■ Task brief ■
Report each line of the data that has "time" somewhere in it.

======== Material provided ========

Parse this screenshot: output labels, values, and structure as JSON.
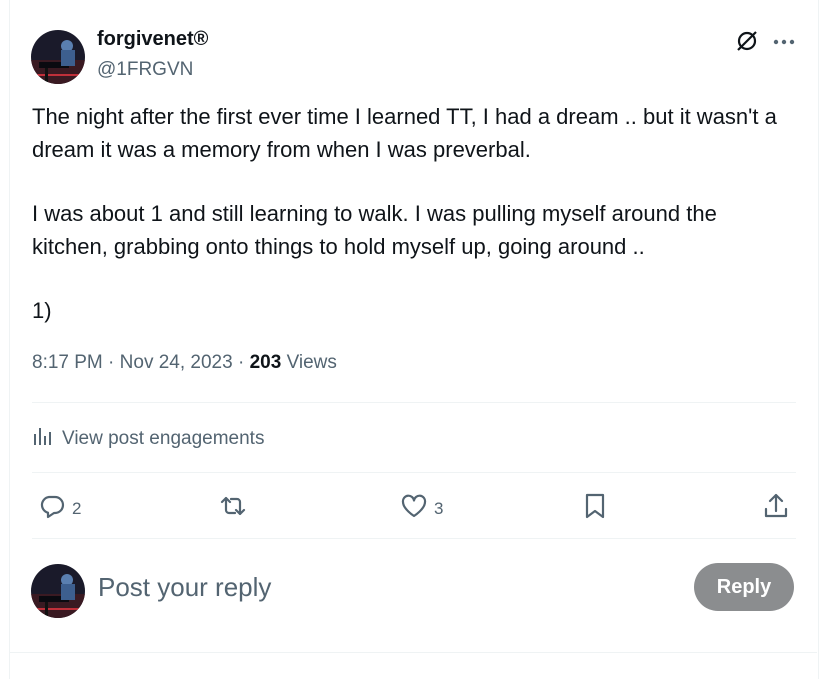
{
  "post": {
    "author_name": "forgivenet®",
    "author_handle": "@1FRGVN",
    "paragraphs": [
      "The night after the first ever time I learned TT, I had a dream .. but it wasn't a dream it was a memory from when I was preverbal.",
      "I was about 1 and still learning to walk. I was pulling myself around the kitchen, grabbing onto things to hold myself up, going around ..",
      "1)"
    ],
    "time": "8:17 PM",
    "date": "Nov 24, 2023",
    "separator": "·",
    "views_count": "203",
    "views_label": "Views"
  },
  "engagements_link": "View post engagements",
  "actions": {
    "reply_count": "2",
    "like_count": "3"
  },
  "reply_box": {
    "placeholder": "Post your reply",
    "button_label": "Reply"
  },
  "icons": [
    "grok-icon",
    "more-icon",
    "analytics-icon",
    "reply-icon",
    "repost-icon",
    "like-icon",
    "bookmark-icon",
    "share-icon"
  ],
  "colors": {
    "text": "#0f1419",
    "secondary": "#536471",
    "divider": "#eff3f4",
    "reply_button": "#8b8d8f"
  }
}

========

■ Written answer ■
      "The night after the first ever time I learned TT, I had a dream .. but it wasn't a dream it was a memory from when I was preverbal.",
    "time": "8:17 PM",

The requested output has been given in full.